**REQUIRED WORK:**
1: In the shanty heater thread, why does ldrjay lean toward the Big Buddy heater? Answer in one to three sentences.
2: Could you continue the shanty heater thread from its final post onward?

# Heaters



## ldrjay (Apr 2, 2009)

I'm looking to buy a heater for the shanty. What do you guys suggest? I've looked at the lil buddy and the other small one that goes on a propane tank. Not sure which to go with.

Sent from my SCH-I535 using Ohub Campfire mobile app


----------



## huntindoggie22 (Mar 28, 2008)

How big of a shanty are you heating? I have the bigger buddy heater and I love it. If you not heating a big area then it would just be overkill. 


Posted using Outdoor Hub Campfire


----------



## SlabSlayR (Jan 23, 2012)

I own the Big Buddy heater and love it. I almost bought the Lil Buddy heater and I'm glad I didn't now. I heat my Shappell DX3000 shanty with it and I stay warm enough that I could sit in there in a pair of shorts and a tee shirt if I wanted too.


----------



## ldrjay (Apr 2, 2009)

Looking lije big buddy. I have a bigger shanty. Not a one man. My lantern and old lil heater do alright but want to upgrade. I take a few people and want them to be comfortable. 

Sent from my SCH-I535 using Ohub Campfire mobile app


----------



## huntindoggie22 (Mar 28, 2008)

Ya I would deff go with the big buddy then. I have a 4 man shanty and it does great in there. Best option is to go with a 11 or 20lb tank with a hose and filter. 


Posted using Outdoor Hub Campfire


----------



## ldrjay (Apr 2, 2009)

Thanks for the imput

Sent from my SCH-I535 using Ohub Campfire mobile app


----------



## SlabSlayR (Jan 23, 2012)

I use a 4.25lb cylinder with mine. A lot lighter to haul out on the ice and plenty of fuel for an entire weekend.


----------



## huntindoggie22 (Mar 28, 2008)

Where do you get those at Slab?


Posted using Outdoor Hub Campfire


----------



## Perchy101 (Apr 14, 2004)

Mr. Buddy.


----------



## SlabSlayR (Jan 23, 2012)

I have a buddy that works at Worthington Cylinder. I think it cost me around $15 for it.

**RECORDS SHOWN:**
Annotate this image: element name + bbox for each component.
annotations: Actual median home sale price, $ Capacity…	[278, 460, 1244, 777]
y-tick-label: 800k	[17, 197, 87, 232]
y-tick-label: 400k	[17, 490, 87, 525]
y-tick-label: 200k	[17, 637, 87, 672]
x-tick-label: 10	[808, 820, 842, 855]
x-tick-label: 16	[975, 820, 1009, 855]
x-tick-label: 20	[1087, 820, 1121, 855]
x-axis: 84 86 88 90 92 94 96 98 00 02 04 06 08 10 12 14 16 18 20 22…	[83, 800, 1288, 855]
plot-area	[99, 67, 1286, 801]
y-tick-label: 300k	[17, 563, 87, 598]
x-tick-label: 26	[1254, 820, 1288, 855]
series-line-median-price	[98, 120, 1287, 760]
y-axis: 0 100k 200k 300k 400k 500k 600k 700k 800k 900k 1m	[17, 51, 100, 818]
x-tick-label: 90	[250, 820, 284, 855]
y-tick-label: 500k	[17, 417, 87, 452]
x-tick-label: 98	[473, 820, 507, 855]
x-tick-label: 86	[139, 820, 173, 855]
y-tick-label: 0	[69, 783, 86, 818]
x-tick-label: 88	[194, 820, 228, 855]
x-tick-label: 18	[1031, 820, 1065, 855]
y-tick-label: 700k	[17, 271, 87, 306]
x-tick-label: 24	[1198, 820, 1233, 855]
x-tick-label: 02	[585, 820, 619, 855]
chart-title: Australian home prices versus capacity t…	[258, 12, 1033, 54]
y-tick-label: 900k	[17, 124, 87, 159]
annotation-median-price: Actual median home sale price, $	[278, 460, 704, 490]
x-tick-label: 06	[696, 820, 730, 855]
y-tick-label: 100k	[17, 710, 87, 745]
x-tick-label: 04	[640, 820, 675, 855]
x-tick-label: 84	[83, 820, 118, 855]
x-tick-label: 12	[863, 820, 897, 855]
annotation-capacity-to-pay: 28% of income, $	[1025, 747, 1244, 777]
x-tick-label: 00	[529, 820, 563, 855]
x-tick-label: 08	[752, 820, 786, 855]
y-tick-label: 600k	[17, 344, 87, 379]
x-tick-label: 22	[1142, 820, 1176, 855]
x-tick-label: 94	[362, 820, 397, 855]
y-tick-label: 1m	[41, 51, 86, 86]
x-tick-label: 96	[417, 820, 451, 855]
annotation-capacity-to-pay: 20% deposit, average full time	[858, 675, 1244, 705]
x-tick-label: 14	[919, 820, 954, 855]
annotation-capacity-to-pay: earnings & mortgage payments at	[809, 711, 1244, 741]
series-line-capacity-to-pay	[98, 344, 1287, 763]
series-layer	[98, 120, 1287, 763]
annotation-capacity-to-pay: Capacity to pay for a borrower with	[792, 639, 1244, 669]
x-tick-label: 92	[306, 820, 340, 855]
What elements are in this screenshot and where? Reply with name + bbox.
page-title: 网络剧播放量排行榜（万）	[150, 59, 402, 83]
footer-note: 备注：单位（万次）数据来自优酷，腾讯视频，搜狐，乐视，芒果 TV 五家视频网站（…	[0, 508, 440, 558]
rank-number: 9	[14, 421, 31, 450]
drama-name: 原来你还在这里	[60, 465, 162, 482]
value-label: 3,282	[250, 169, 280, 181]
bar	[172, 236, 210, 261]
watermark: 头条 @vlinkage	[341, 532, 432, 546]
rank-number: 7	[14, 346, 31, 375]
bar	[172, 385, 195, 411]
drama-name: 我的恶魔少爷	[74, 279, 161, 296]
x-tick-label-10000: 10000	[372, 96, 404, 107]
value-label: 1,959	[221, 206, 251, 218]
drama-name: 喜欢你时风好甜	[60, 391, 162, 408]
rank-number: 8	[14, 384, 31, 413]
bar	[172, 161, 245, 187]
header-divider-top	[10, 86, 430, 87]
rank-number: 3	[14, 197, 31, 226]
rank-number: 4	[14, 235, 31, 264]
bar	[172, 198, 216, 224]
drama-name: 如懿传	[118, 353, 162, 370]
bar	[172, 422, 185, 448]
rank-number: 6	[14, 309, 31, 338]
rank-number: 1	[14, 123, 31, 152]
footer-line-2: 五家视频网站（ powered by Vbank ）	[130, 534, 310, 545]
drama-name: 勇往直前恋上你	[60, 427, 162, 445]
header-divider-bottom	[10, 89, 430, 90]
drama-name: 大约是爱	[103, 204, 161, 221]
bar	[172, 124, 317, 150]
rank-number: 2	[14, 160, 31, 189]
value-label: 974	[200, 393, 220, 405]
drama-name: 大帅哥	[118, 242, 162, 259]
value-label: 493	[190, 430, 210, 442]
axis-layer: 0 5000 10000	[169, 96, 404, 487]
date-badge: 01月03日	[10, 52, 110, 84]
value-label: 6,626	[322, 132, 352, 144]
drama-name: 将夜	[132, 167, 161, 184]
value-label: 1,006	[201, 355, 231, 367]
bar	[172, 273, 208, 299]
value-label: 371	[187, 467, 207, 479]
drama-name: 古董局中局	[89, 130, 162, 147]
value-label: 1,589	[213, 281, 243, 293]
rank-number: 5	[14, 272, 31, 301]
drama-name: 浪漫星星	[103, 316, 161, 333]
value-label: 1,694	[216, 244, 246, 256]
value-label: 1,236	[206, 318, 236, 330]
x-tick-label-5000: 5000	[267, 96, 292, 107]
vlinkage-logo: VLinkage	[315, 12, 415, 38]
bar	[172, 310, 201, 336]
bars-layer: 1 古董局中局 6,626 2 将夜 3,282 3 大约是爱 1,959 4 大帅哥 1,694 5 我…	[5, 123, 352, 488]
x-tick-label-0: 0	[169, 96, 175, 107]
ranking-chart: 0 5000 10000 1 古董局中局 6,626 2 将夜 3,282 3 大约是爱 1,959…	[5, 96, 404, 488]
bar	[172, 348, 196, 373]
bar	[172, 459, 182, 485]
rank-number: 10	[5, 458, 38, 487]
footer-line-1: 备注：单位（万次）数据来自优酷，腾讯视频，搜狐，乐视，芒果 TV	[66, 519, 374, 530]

**RESULTS BY TASK:**
1: ldrjay has a bigger shanty, not a one-man one, and takes a few people out who should be comfortable. The lantern and old small heater do all right, but ldrjay wants to upgrade.

2:
If you want one PM me and I will get you one.


----------



## SlabSlayR (Jan 23, 2012)

ironman172 said:


> they sell 10lb tanks at most cylinder places....I have a 7,10 and multiple 20's ....my single buddy heater would use up a 1lb tank in 3+ hours on high.....I would think the big buddy would be the same....I do like it better for the forced air fan it has on it....the blower should help....I won't know, I am not hunting to use it now....at least this ML season


ironman, I keep my heater on low in the shanty unless it's below zero outside. If you have that thing on high in my shanty you will be ice fishing necked within 10 mins!!! LOL


----------



## c. j. stone (Sep 24, 2006)

IMO-A two mantle lantern should be adequate to heat any hand-pullable sled/shanty. You really only need something just to take the chill off plus you have the extra benefit of plenty of light also. Even those smaller Buddy heaters will drive you out of anything except maybe an ice house like used on Erie or in Minnesota.


----------



## SlabSlayR (Jan 23, 2012)

I just called my buddy that works at Worthington Cylinder and here are the prices for empty propane tanks. 

These are his cost on the tanks. Tanks retail normally run about twice as much in stores.

Steel Tanks

4.25lbs.-$22.00
11lbs.- $22.00
20lbs.- $20.00

Aluminum Tanks

6lbs- $70.00
10lbs.- $75.00
20lbs.- $80.00

If anyone is interested in one please PM me and we can work something out. I can also get larger tanks up to 420lbs. if you are interested.


----------



## SlabSlayR (Jan 23, 2012)

I just filled my 4.25lb tank and it cost me $8.00 and some change.


----------



## sherman51 (Apr 12, 2011)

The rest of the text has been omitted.